[Start of INFORMATION GIVEN]

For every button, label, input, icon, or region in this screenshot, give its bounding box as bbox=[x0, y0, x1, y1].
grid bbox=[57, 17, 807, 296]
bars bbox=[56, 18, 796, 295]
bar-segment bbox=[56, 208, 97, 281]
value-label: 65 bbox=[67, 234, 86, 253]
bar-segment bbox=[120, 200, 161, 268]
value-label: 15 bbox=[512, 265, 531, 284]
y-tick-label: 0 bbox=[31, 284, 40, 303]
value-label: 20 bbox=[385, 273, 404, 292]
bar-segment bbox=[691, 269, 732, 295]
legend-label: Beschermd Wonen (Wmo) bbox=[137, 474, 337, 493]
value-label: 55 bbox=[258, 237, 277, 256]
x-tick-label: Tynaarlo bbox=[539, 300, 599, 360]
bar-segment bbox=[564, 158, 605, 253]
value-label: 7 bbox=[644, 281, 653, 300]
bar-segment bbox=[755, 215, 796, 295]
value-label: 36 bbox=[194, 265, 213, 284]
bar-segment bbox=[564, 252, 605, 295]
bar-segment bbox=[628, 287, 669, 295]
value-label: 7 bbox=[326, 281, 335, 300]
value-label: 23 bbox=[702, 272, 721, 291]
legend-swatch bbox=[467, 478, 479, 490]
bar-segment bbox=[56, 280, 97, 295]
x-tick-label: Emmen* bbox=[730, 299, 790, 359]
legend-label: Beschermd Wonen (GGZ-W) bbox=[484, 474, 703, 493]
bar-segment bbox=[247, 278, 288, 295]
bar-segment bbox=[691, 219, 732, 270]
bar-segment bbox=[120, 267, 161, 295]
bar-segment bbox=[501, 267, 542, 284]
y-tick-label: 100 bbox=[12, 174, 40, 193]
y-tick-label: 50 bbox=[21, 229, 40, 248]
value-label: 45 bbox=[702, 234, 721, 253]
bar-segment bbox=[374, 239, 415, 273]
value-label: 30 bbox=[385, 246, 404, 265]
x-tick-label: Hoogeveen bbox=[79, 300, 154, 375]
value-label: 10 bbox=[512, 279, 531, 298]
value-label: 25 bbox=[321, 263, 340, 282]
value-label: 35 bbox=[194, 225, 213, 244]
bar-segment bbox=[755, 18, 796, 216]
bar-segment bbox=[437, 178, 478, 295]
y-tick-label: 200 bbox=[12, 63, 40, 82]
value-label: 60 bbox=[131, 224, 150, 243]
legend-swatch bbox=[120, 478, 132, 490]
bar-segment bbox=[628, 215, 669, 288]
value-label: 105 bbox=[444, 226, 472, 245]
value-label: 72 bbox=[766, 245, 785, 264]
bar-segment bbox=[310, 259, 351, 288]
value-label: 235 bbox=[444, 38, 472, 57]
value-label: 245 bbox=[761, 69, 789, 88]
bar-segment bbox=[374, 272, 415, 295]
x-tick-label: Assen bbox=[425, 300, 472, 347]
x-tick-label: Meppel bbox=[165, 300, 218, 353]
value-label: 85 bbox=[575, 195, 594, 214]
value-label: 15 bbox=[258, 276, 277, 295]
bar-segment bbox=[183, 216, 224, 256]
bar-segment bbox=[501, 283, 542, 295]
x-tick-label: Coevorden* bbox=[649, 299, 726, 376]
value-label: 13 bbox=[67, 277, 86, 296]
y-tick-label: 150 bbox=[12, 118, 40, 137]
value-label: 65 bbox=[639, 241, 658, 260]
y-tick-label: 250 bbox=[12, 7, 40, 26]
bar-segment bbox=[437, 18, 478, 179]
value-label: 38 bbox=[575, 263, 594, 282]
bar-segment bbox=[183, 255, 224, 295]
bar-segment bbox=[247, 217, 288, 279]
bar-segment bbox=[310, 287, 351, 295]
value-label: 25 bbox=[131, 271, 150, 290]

[End of INFORMATION GIVEN]

[JOB]
Print every line of the records above word for word, leaving nothing out and adding nothing.

[CORRECT RESPONSE]
For every button, label, input, icon, or region in this screenshot, give its bounding box as bbox=[x0, y0, x1, y1].
grid bbox=[57, 17, 807, 296]
bars bbox=[56, 18, 796, 295]
bar-segment bbox=[56, 208, 97, 281]
value-label: 65 bbox=[67, 234, 86, 253]
bar-segment bbox=[120, 200, 161, 268]
value-label: 15 bbox=[512, 265, 531, 284]
y-tick-label: 0 bbox=[31, 284, 40, 303]
value-label: 20 bbox=[385, 273, 404, 292]
bar-segment bbox=[691, 269, 732, 295]
legend-label: Beschermd Wonen (Wmo) bbox=[137, 474, 337, 493]
value-label: 55 bbox=[258, 237, 277, 256]
x-tick-label: Tynaarlo bbox=[539, 300, 599, 360]
bar-segment bbox=[564, 158, 605, 253]
value-label: 7 bbox=[644, 281, 653, 300]
bar-segment bbox=[755, 215, 796, 295]
value-label: 36 bbox=[194, 265, 213, 284]
bar-segment bbox=[564, 252, 605, 295]
bar-segment bbox=[628, 287, 669, 295]
value-label: 7 bbox=[326, 281, 335, 300]
value-label: 23 bbox=[702, 272, 721, 291]
legend-swatch bbox=[467, 478, 479, 490]
bar-segment bbox=[56, 280, 97, 295]
x-tick-label: Emmen* bbox=[730, 299, 790, 359]
legend-label: Beschermd Wonen (GGZ-W) bbox=[484, 474, 703, 493]
bar-segment bbox=[247, 278, 288, 295]
bar-segment bbox=[691, 219, 732, 270]
bar-segment bbox=[120, 267, 161, 295]
bar-segment bbox=[501, 267, 542, 284]
y-tick-label: 100 bbox=[12, 174, 40, 193]
y-tick-label: 50 bbox=[21, 229, 40, 248]
value-label: 45 bbox=[702, 234, 721, 253]
bar-segment bbox=[374, 239, 415, 273]
value-label: 30 bbox=[385, 246, 404, 265]
x-tick-label: Hoogeveen bbox=[79, 300, 154, 375]
value-label: 10 bbox=[512, 279, 531, 298]
value-label: 25 bbox=[321, 263, 340, 282]
value-label: 35 bbox=[194, 225, 213, 244]
bar-segment bbox=[755, 18, 796, 216]
bar-segment bbox=[437, 178, 478, 295]
y-tick-label: 200 bbox=[12, 63, 40, 82]
value-label: 60 bbox=[131, 224, 150, 243]
legend-swatch bbox=[120, 478, 132, 490]
bar-segment bbox=[628, 215, 669, 288]
value-label: 105 bbox=[444, 226, 472, 245]
value-label: 72 bbox=[766, 245, 785, 264]
bar-segment bbox=[310, 259, 351, 288]
value-label: 235 bbox=[444, 38, 472, 57]
value-label: 245 bbox=[761, 69, 789, 88]
bar-segment bbox=[374, 272, 415, 295]
x-tick-label: Assen bbox=[425, 300, 472, 347]
x-tick-label: Meppel bbox=[165, 300, 218, 353]
value-label: 85 bbox=[575, 195, 594, 214]
value-label: 15 bbox=[258, 276, 277, 295]
bar-segment bbox=[183, 216, 224, 256]
bar-segment bbox=[501, 283, 542, 295]
x-tick-label: Coevorden* bbox=[649, 299, 726, 376]
value-label: 13 bbox=[67, 277, 86, 296]
y-tick-label: 150 bbox=[12, 118, 40, 137]
value-label: 65 bbox=[639, 241, 658, 260]
y-tick-label: 250 bbox=[12, 7, 40, 26]
bar-segment bbox=[437, 18, 478, 179]
value-label: 38 bbox=[575, 263, 594, 282]
bar-segment bbox=[183, 255, 224, 295]
bar-segment bbox=[247, 217, 288, 279]
bar-segment bbox=[310, 287, 351, 295]
value-label: 25 bbox=[131, 271, 150, 290]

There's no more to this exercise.